## Stated exercise
How many lines in these records hold the string "クライアント"? State only that number.

Stored entries
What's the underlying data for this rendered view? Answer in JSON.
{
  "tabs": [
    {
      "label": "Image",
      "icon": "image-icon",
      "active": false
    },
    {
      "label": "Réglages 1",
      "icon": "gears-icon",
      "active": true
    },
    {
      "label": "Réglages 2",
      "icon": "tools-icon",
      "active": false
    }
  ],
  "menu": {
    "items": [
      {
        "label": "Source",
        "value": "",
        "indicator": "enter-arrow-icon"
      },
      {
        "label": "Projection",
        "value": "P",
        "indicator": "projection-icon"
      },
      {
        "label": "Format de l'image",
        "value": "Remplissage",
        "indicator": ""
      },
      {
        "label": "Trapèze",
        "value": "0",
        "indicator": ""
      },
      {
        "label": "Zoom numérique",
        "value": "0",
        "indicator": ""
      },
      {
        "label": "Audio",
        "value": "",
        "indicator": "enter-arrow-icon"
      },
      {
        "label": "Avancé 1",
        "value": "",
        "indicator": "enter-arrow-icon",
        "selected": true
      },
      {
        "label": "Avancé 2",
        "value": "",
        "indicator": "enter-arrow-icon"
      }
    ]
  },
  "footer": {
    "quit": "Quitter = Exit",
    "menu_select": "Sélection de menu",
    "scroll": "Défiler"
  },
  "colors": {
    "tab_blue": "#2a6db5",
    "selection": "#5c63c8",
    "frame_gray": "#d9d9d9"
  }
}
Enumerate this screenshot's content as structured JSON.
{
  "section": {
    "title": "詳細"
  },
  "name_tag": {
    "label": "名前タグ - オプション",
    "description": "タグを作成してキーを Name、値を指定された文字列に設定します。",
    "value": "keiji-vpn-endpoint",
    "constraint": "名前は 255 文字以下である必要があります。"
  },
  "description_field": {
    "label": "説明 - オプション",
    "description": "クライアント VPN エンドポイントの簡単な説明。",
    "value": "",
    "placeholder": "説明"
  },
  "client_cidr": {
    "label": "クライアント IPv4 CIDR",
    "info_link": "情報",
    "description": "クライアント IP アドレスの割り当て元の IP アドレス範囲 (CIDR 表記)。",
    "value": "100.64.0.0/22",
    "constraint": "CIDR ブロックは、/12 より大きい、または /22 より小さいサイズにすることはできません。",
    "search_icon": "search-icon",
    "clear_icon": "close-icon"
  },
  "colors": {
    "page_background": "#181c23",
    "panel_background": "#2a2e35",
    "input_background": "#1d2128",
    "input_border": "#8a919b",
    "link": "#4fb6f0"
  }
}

## Exercise solution
3